---------- Record extracts ----------
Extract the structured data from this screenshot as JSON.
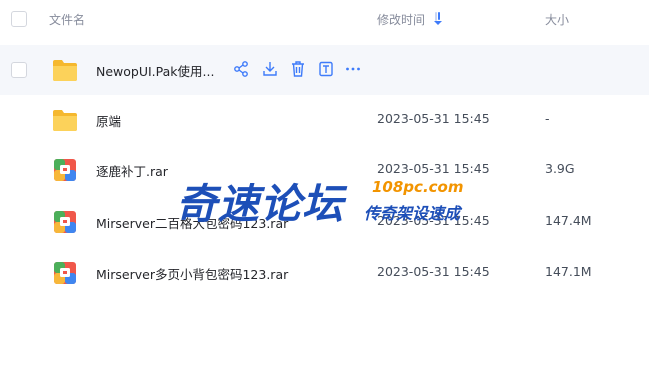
{
  "header": {
    "name_label": "文件名",
    "time_label": "修改时间",
    "size_label": "大小"
  },
  "files": [
    {
      "name": "NewopUI.Pak使用...",
      "time": "",
      "size": "",
      "type": "folder",
      "hovered": true
    },
    {
      "name": "原端",
      "time": "2023-05-31 15:45",
      "size": "-",
      "type": "folder"
    },
    {
      "name": "逐鹿补丁.rar",
      "time": "2023-05-31 15:45",
      "size": "3.9G",
      "type": "archive"
    },
    {
      "name": "Mirserver二百格大包密码123.rar",
      "time": "2023-05-31 15:45",
      "size": "147.4M",
      "type": "archive"
    },
    {
      "name": "Mirserver多页小背包密码123.rar",
      "time": "2023-05-31 15:45",
      "size": "147.1M",
      "type": "archive"
    }
  ],
  "row_actions": [
    "share-icon",
    "download-icon",
    "delete-icon",
    "rename-icon",
    "more-icon"
  ],
  "watermark": {
    "main": "奇速论坛",
    "site": "108pc.com",
    "slogan": "传奇架设速成"
  },
  "colors": {
    "accent": "#3e7bfa",
    "folder": "#f7c444",
    "watermark_blue": "#1d4fb8",
    "watermark_orange": "#f29400"
  }
}
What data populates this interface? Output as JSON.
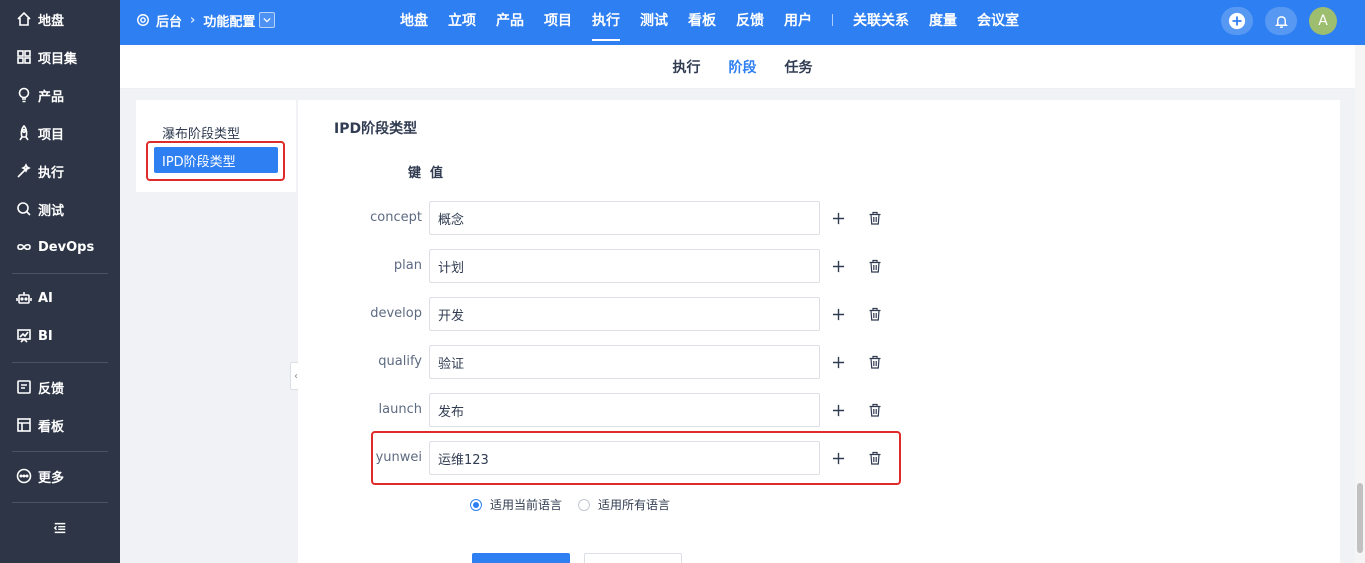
{
  "leftnav": {
    "items": [
      {
        "label": "地盘",
        "icon": "home-icon"
      },
      {
        "label": "项目集",
        "icon": "grid-icon"
      },
      {
        "label": "产品",
        "icon": "bulb-icon"
      },
      {
        "label": "项目",
        "icon": "rocket-icon"
      },
      {
        "label": "执行",
        "icon": "wand-icon"
      },
      {
        "label": "测试",
        "icon": "search-icon"
      },
      {
        "label": "DevOps",
        "icon": "infinity-icon"
      },
      {
        "label": "AI",
        "icon": "robot-icon"
      },
      {
        "label": "BI",
        "icon": "chart-board-icon"
      },
      {
        "label": "反馈",
        "icon": "feedback-icon"
      },
      {
        "label": "看板",
        "icon": "kanban-icon"
      },
      {
        "label": "更多",
        "icon": "more-icon"
      }
    ]
  },
  "topbar": {
    "breadcrumb_root": "后台",
    "breadcrumb_current": "功能配置",
    "nav": [
      "地盘",
      "立项",
      "产品",
      "项目",
      "执行",
      "测试",
      "看板",
      "反馈",
      "用户",
      "关联关系",
      "度量",
      "会议室"
    ],
    "active_nav": "执行",
    "avatar": "A",
    "accent": "#2e7ff1"
  },
  "subnav": {
    "items": [
      "执行",
      "阶段",
      "任务"
    ],
    "active": "阶段"
  },
  "sidepanel": {
    "items": [
      "瀑布阶段类型",
      "IPD阶段类型"
    ],
    "active": "IPD阶段类型"
  },
  "content": {
    "title": "IPD阶段类型",
    "header_key": "键",
    "header_value": "值",
    "rows": [
      {
        "key": "concept",
        "value": "概念"
      },
      {
        "key": "plan",
        "value": "计划"
      },
      {
        "key": "develop",
        "value": "开发"
      },
      {
        "key": "qualify",
        "value": "验证"
      },
      {
        "key": "launch",
        "value": "发布"
      },
      {
        "key": "yunwei",
        "value": "运维123"
      }
    ],
    "radio_current": "适用当前语言",
    "radio_all": "适用所有语言",
    "radio_selected": "适用当前语言"
  }
}
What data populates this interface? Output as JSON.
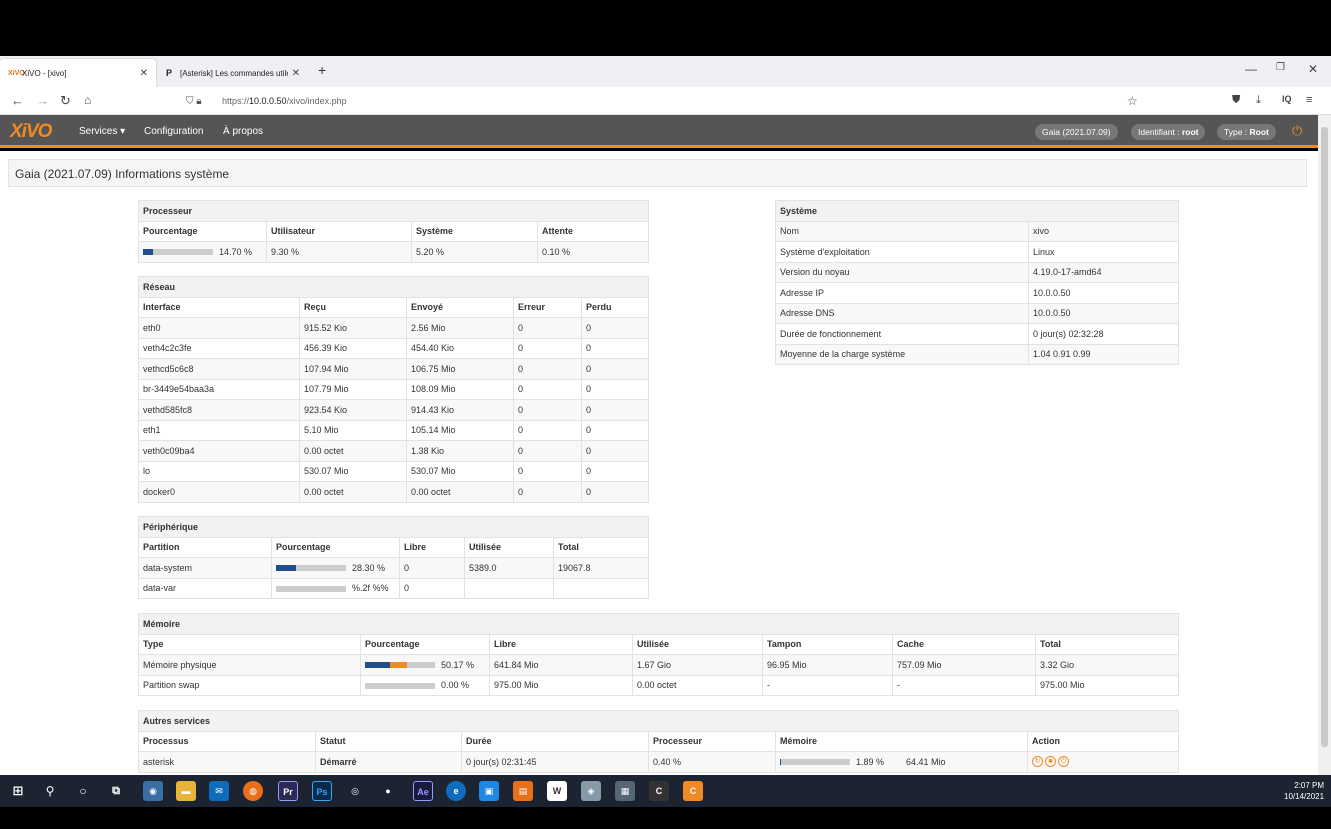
{
  "browser": {
    "tabs": [
      {
        "favicon": "xivo-favicon",
        "title": "XiVO - [xivo]",
        "active": true
      },
      {
        "favicon": "P",
        "title": "[Asterisk] Les commandes utile",
        "active": false
      }
    ],
    "url_prefix": "https://",
    "url_host": "10.0.0.50",
    "url_path": "/xivo/index.php"
  },
  "app": {
    "logo": "XiVO",
    "menu": [
      "Services ▾",
      "Configuration",
      "À propos"
    ],
    "version_pill": "Gaia (2021.07.09)",
    "identifiant_label": "Identifiant : ",
    "identifiant_value": "root",
    "type_label": "Type : ",
    "type_value": "Root"
  },
  "page_title": "Gaia (2021.07.09) Informations système",
  "processeur": {
    "caption": "Processeur",
    "headers": [
      "Pourcentage",
      "Utilisateur",
      "Système",
      "Attente"
    ],
    "pourcentage": "14.70 %",
    "pourcentage_fraction": 0.147,
    "utilisateur": "9.30 %",
    "systeme": "5.20 %",
    "attente": "0.10 %"
  },
  "reseau": {
    "caption": "Réseau",
    "headers": [
      "Interface",
      "Reçu",
      "Envoyé",
      "Erreur",
      "Perdu"
    ],
    "rows": [
      [
        "eth0",
        "915.52 Kio",
        "2.56 Mio",
        "0",
        "0"
      ],
      [
        "veth4c2c3fe",
        "456.39 Kio",
        "454.40 Kio",
        "0",
        "0"
      ],
      [
        "vethcd5c6c8",
        "107.94 Mio",
        "106.75 Mio",
        "0",
        "0"
      ],
      [
        "br-3449e54baa3a",
        "107.79 Mio",
        "108.09 Mio",
        "0",
        "0"
      ],
      [
        "vethd585fc8",
        "923.54 Kio",
        "914.43 Kio",
        "0",
        "0"
      ],
      [
        "eth1",
        "5.10 Mio",
        "105.14 Mio",
        "0",
        "0"
      ],
      [
        "veth0c09ba4",
        "0.00 octet",
        "1.38 Kio",
        "0",
        "0"
      ],
      [
        "lo",
        "530.07 Mio",
        "530.07 Mio",
        "0",
        "0"
      ],
      [
        "docker0",
        "0.00 octet",
        "0.00 octet",
        "0",
        "0"
      ]
    ]
  },
  "peripherique": {
    "caption": "Périphérique",
    "headers": [
      "Partition",
      "Pourcentage",
      "Libre",
      "Utilisée",
      "Total"
    ],
    "rows": [
      {
        "partition": "data-system",
        "pct": "28.30 %",
        "fraction": 0.283,
        "libre": "0",
        "utilisee": "5389.0",
        "total": "19067.8"
      },
      {
        "partition": "data-var",
        "pct": "%.2f %%",
        "fraction": 0,
        "libre": "0",
        "utilisee": "",
        "total": ""
      }
    ]
  },
  "systeme": {
    "caption": "Système",
    "rows": [
      [
        "Nom",
        "xivo"
      ],
      [
        "Système d'exploitation",
        "Linux"
      ],
      [
        "Version du noyau",
        "4.19.0-17-amd64"
      ],
      [
        "Adresse IP",
        "10.0.0.50"
      ],
      [
        "Adresse DNS",
        "10.0.0.50"
      ],
      [
        "Durée de fonctionnement",
        "0 jour(s) 02:32:28"
      ],
      [
        "Moyenne de la charge système",
        "1.04 0.91 0.99"
      ]
    ]
  },
  "memoire": {
    "caption": "Mémoire",
    "headers": [
      "Type",
      "Pourcentage",
      "Libre",
      "Utilisée",
      "Tampon",
      "Cache",
      "Total"
    ],
    "rows": [
      {
        "type": "Mémoire physique",
        "pct": "50.17 %",
        "fraction": 0.5017,
        "cache_fraction": 0.25,
        "libre": "641.84 Mio",
        "utilisee": "1.67 Gio",
        "tampon": "96.95 Mio",
        "cache": "757.09 Mio",
        "total": "3.32 Gio"
      },
      {
        "type": "Partition swap",
        "pct": "0.00 %",
        "fraction": 0,
        "cache_fraction": 0,
        "libre": "975.00 Mio",
        "utilisee": "0.00 octet",
        "tampon": "-",
        "cache": "-",
        "total": "975.00 Mio"
      }
    ]
  },
  "services": {
    "caption": "Autres services",
    "headers": [
      "Processus",
      "Statut",
      "Durée",
      "Processeur",
      "Mémoire",
      "Action"
    ],
    "rows": [
      {
        "processus": "asterisk",
        "statut": "Démarré",
        "duree": "0 jour(s) 02:31:45",
        "processeur": "0.40 %",
        "mem_pct": "1.89 %",
        "mem_fraction": 0.0189,
        "memoire": "64.41 Mio"
      }
    ]
  },
  "taskbar": {
    "time": "2:07 PM",
    "date": "10/14/2021"
  },
  "colors": {
    "accent": "#f08a24",
    "header_bg": "#555555",
    "bar_fill": "#1f4e8a"
  }
}
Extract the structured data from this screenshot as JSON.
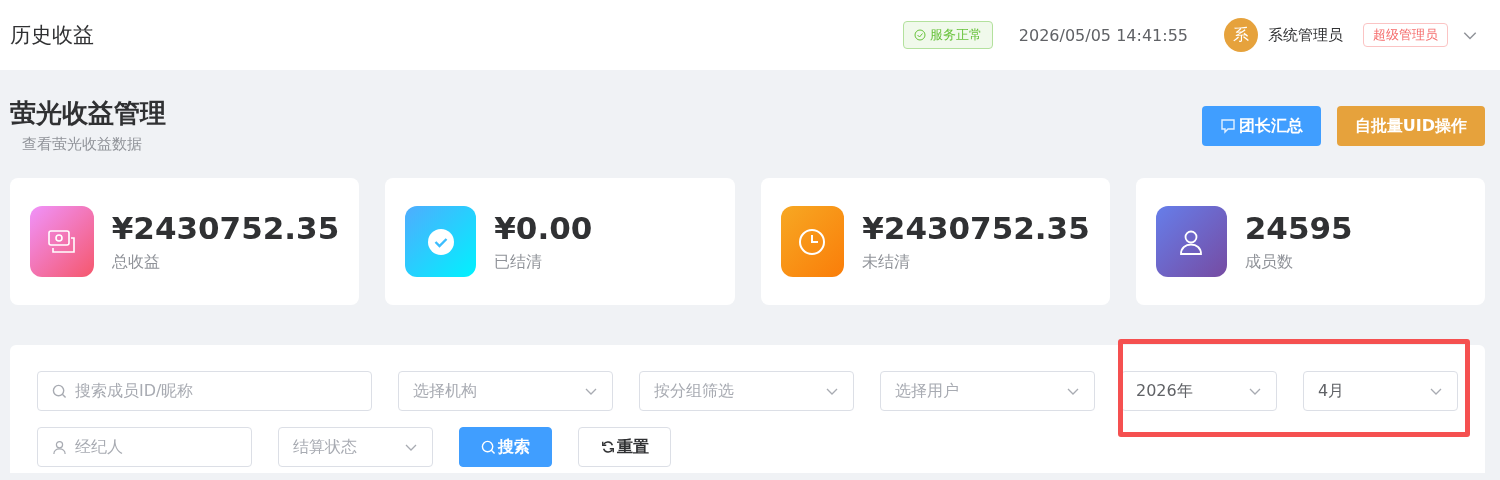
{
  "header": {
    "title": "历史收益",
    "status": {
      "label": "服务正常",
      "ok": true
    },
    "datetime": "2026/05/05 14:41:55",
    "user": {
      "avatar": "系",
      "name": "系统管理员",
      "role": "超级管理员"
    }
  },
  "page": {
    "title": "萤光收益管理",
    "subtitle": "查看萤光收益数据",
    "actions": [
      {
        "label": "团长汇总",
        "kind": "primary"
      },
      {
        "label": "自批量UID操作",
        "kind": "warning"
      }
    ]
  },
  "stats": [
    {
      "kind": "money",
      "value": "¥2430752.35",
      "label": "总收益"
    },
    {
      "kind": "check",
      "value": "¥0.00",
      "label": "已结清"
    },
    {
      "kind": "clock",
      "value": "¥2430752.35",
      "label": "未结清"
    },
    {
      "kind": "user",
      "value": "24595",
      "label": "成员数"
    }
  ],
  "filters": [
    [
      {
        "kind": "search",
        "placeholder": "搜索成员ID/昵称",
        "highlighted": false
      },
      {
        "kind": "select",
        "placeholder": "选择机构",
        "highlighted": false
      },
      {
        "kind": "select",
        "placeholder": "按分组筛选",
        "highlighted": false
      },
      {
        "kind": "select",
        "placeholder": "选择用户",
        "highlighted": false
      },
      {
        "kind": "select",
        "value": "2026年",
        "highlighted": true
      },
      {
        "kind": "select",
        "value": "4月",
        "highlighted": true
      }
    ],
    [
      {
        "kind": "person",
        "placeholder": "经纪人",
        "highlighted": false
      },
      {
        "kind": "select",
        "placeholder": "结算状态",
        "highlighted": false
      },
      {
        "kind": "search-button",
        "label": "搜索",
        "highlighted": false
      },
      {
        "kind": "reset-button",
        "label": "重置",
        "highlighted": false
      }
    ]
  ]
}
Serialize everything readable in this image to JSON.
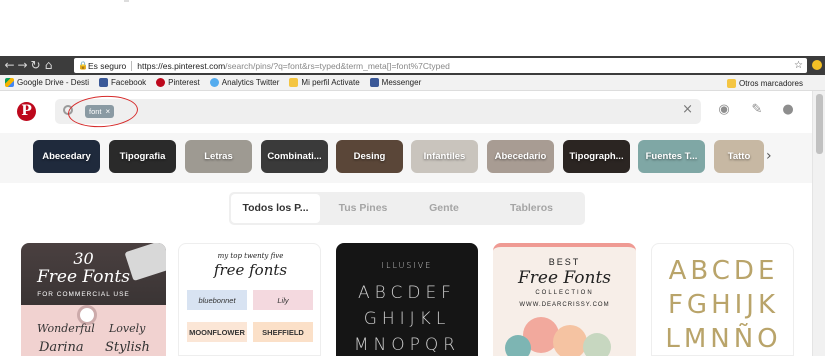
{
  "browser": {
    "secure_label": "Es seguro",
    "url_domain": "https://es.pinterest.com",
    "url_path": "/search/pins/?q=font&rs=typed&term_meta[]=font%7Ctyped"
  },
  "bookmarks": {
    "items": [
      {
        "label": "Google Drive - Desti",
        "icon": "gdrive-icon"
      },
      {
        "label": "Facebook",
        "icon": "facebook-icon"
      },
      {
        "label": "Pinterest",
        "icon": "pinterest-icon"
      },
      {
        "label": "Analytics Twitter",
        "icon": "twitter-icon"
      },
      {
        "label": "Mi perfil Activate",
        "icon": "folder-icon"
      },
      {
        "label": "Messenger",
        "icon": "facebook-icon"
      }
    ],
    "other": "Otros marcadores"
  },
  "pinterest": {
    "logo": "P",
    "search_token": "font",
    "token_remove": "×",
    "clear": "×"
  },
  "guides": [
    {
      "label": "Abecedary",
      "bg": "#1f2a3c"
    },
    {
      "label": "Tipografia",
      "bg": "#2a2a2a"
    },
    {
      "label": "Letras",
      "bg": "#9e9a92"
    },
    {
      "label": "Combinati...",
      "bg": "#3a3a3a"
    },
    {
      "label": "Desing",
      "bg": "#5a4638"
    },
    {
      "label": "Infantiles",
      "bg": "#c9c4bd"
    },
    {
      "label": "Abecedario",
      "bg": "#a89c93"
    },
    {
      "label": "Tipograph...",
      "bg": "#2b2522"
    },
    {
      "label": "Fuentes T...",
      "bg": "#7fa7a5"
    },
    {
      "label": "Tatto",
      "bg": "#c7b8a3"
    }
  ],
  "tabs": [
    {
      "label": "Todos los P...",
      "active": true
    },
    {
      "label": "Tus Pines",
      "active": false
    },
    {
      "label": "Gente",
      "active": false
    },
    {
      "label": "Tableros",
      "active": false
    }
  ],
  "pins": {
    "card1": {
      "num": "30",
      "title": "Free Fonts",
      "sub": "FOR COMMERCIAL USE",
      "w1": "Wonderful",
      "w2": "Lovely",
      "w3": "Darina",
      "w4": "Stylish"
    },
    "card2": {
      "top": "my top twenty five",
      "title": "free fonts",
      "b1": "bluebonnet",
      "b2": "Lily",
      "b3": "MOONFLOWER",
      "b4": "SHEFFIELD"
    },
    "card3": {
      "brand": "ILLUSIVE",
      "row1": "ABCDEF",
      "row2": "GHIJKL",
      "row3": "MNOPQR"
    },
    "card4": {
      "best": "BEST",
      "title": "Free Fonts",
      "collection": "COLLECTION",
      "site": "WWW.DEARCRISSY.COM"
    },
    "card5": {
      "row1": "ABCDE",
      "row2": "FGHIJK",
      "row3": "LMNÑO"
    }
  }
}
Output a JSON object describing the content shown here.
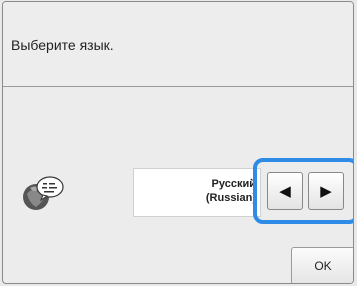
{
  "dialog": {
    "prompt": "Выберите язык."
  },
  "language": {
    "name": "Русский",
    "english_name": "(Russian)"
  },
  "buttons": {
    "prev_glyph": "◀",
    "next_glyph": "▶",
    "ok_label": "OK"
  },
  "colors": {
    "highlight": "#2e8be6"
  },
  "icons": {
    "language": "globe-speech-icon"
  }
}
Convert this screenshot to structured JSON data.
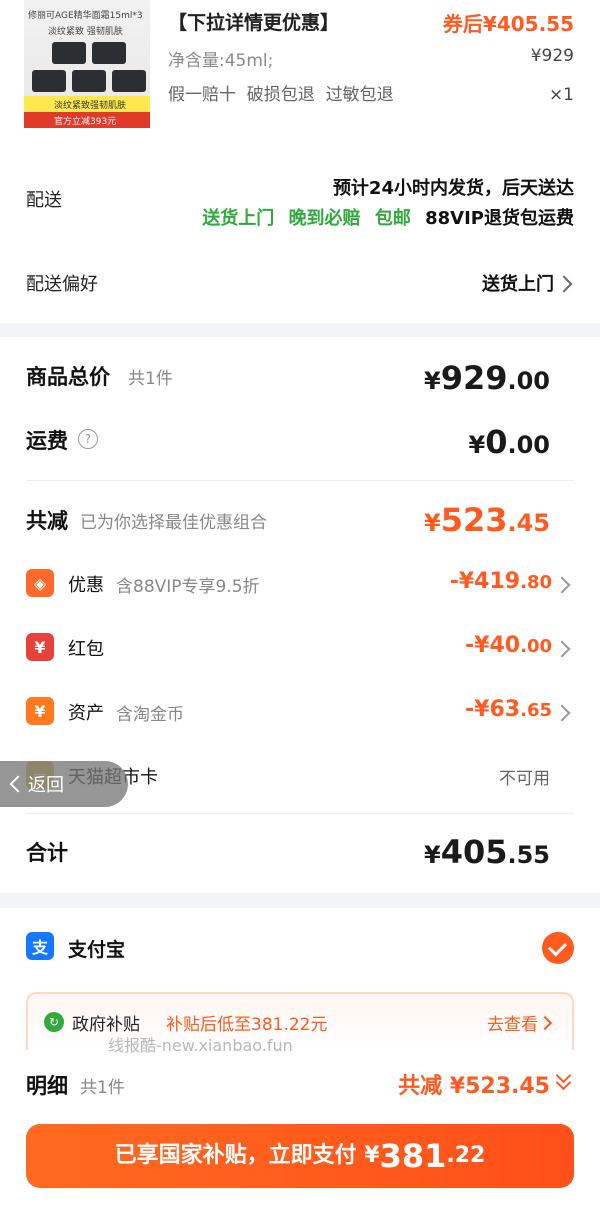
{
  "product": {
    "title": "【下拉详情更优惠】",
    "image_top_text": "修丽可AGE精华面霜15ml*3",
    "image_mid_text": "淡纹紧致 强韧肌肤",
    "image_strip_text": "淡纹紧致强韧肌肤",
    "image_bottom_text": "官方立减393元",
    "spec": "净含量:45ml;",
    "guarantees": "假一赔十  破损包退  过敏包退",
    "coupon_price_label": "券后¥405.55",
    "original_price": "¥929",
    "quantity": "×1"
  },
  "delivery": {
    "label": "配送",
    "estimate": "预计24小时内发货，后天送达",
    "tag_door": "送货上门",
    "tag_late": "晚到必赔",
    "tag_free": "包邮",
    "tag_vip": "88VIP退货包运费",
    "pref_label": "配送偏好",
    "pref_value": "送货上门"
  },
  "summary": {
    "total_label": "商品总价",
    "total_count": "共1件",
    "total_yen": "¥",
    "total_int": "929",
    "total_dec": ".00",
    "ship_label": "运费",
    "ship_yen": "¥",
    "ship_int": "0",
    "ship_dec": ".00",
    "reduce_label": "共减",
    "reduce_note": "已为你选择最佳优惠组合",
    "reduce_yen": "¥",
    "reduce_int": "523",
    "reduce_dec": ".45",
    "discount_label": "优惠",
    "discount_note": "含88VIP专享9.5折",
    "discount_value_main": "-¥419",
    "discount_value_dec": ".80",
    "redpacket_label": "红包",
    "redpacket_value_main": "-¥40",
    "redpacket_value_dec": ".00",
    "asset_label": "资产",
    "asset_note": "含淘金币",
    "asset_value_main": "-¥63",
    "asset_value_dec": ".65",
    "card_label": "天猫超市卡",
    "card_value": "不可用",
    "back_label": "返回",
    "sum_label": "合计",
    "sum_yen": "¥",
    "sum_int": "405",
    "sum_dec": ".55"
  },
  "payment": {
    "method": "支付宝",
    "subsidy_label": "政府补贴",
    "subsidy_note": "补贴后低至381.22元",
    "subsidy_link": "去查看",
    "watermark": "线报酷-new.xianbao.fun"
  },
  "footer": {
    "detail_label": "明细",
    "detail_count": "共1件",
    "detail_reduce": "共减 ¥523.45",
    "pay_button_text": "已享国家补贴，立即支付 ¥",
    "pay_int": "381",
    "pay_dec": ".22"
  },
  "colors": {
    "accent": "#ff5a1f",
    "green": "#2faa3b",
    "alipay": "#1677ff",
    "red_packet": "#e8413a",
    "card_yellow": "#d9b43b"
  }
}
----------
What needs to be done. Search the data above for the word "适用当前语言", then gather each line in which it appears.

Output of the exercise.
    "radio_current": "适用当前语言",
    "radio_selected": "适用当前语言"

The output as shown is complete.